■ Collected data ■
┏━━

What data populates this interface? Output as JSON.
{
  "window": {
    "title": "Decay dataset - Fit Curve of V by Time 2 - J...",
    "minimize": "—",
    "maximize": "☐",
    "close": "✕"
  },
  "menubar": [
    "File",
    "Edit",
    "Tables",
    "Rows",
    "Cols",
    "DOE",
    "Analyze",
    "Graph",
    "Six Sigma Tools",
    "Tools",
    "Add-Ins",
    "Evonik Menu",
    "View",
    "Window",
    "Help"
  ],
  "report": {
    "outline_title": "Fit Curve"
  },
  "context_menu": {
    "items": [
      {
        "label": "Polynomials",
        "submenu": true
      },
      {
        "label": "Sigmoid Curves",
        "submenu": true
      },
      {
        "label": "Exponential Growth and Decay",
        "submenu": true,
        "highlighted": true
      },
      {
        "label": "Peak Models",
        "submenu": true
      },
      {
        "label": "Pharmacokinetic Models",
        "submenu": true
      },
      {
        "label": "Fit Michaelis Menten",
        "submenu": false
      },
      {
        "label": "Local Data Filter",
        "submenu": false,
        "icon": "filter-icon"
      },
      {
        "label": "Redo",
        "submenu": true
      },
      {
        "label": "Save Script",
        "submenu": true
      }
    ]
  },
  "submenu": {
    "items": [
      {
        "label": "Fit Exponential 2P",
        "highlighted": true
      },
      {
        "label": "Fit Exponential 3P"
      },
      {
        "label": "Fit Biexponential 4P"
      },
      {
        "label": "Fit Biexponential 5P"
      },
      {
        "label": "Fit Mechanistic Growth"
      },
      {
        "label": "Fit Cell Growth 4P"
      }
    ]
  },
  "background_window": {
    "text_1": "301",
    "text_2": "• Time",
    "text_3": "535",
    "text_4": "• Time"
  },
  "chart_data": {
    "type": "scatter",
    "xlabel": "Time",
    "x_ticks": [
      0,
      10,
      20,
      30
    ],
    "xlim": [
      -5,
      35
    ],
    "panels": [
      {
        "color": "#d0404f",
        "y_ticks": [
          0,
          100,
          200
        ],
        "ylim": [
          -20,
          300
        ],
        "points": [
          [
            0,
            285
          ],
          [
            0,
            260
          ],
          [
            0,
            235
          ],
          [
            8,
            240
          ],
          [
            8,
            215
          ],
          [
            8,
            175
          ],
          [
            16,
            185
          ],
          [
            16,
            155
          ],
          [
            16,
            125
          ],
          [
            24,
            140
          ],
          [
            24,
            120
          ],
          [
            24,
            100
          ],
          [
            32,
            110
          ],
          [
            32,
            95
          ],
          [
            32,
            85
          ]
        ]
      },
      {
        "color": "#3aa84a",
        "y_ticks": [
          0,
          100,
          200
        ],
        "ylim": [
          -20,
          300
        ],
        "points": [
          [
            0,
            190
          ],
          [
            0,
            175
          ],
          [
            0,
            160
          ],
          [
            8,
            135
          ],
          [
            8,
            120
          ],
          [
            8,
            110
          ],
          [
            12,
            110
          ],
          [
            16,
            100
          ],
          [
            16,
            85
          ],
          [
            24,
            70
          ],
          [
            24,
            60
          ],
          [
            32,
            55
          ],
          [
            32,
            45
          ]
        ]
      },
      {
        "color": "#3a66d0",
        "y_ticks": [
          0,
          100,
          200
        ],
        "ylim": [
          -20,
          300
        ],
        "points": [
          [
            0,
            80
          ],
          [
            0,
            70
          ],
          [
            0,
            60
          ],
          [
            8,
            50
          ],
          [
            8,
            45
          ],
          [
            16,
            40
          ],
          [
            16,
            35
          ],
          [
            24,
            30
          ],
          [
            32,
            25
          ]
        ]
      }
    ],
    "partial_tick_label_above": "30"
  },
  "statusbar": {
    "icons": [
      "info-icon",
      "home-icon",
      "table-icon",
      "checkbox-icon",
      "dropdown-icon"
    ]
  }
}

┗━━

■ What is required ■
Lines containing "color" are to be counted. State the total and add nothing.

■ Problem solution ■
3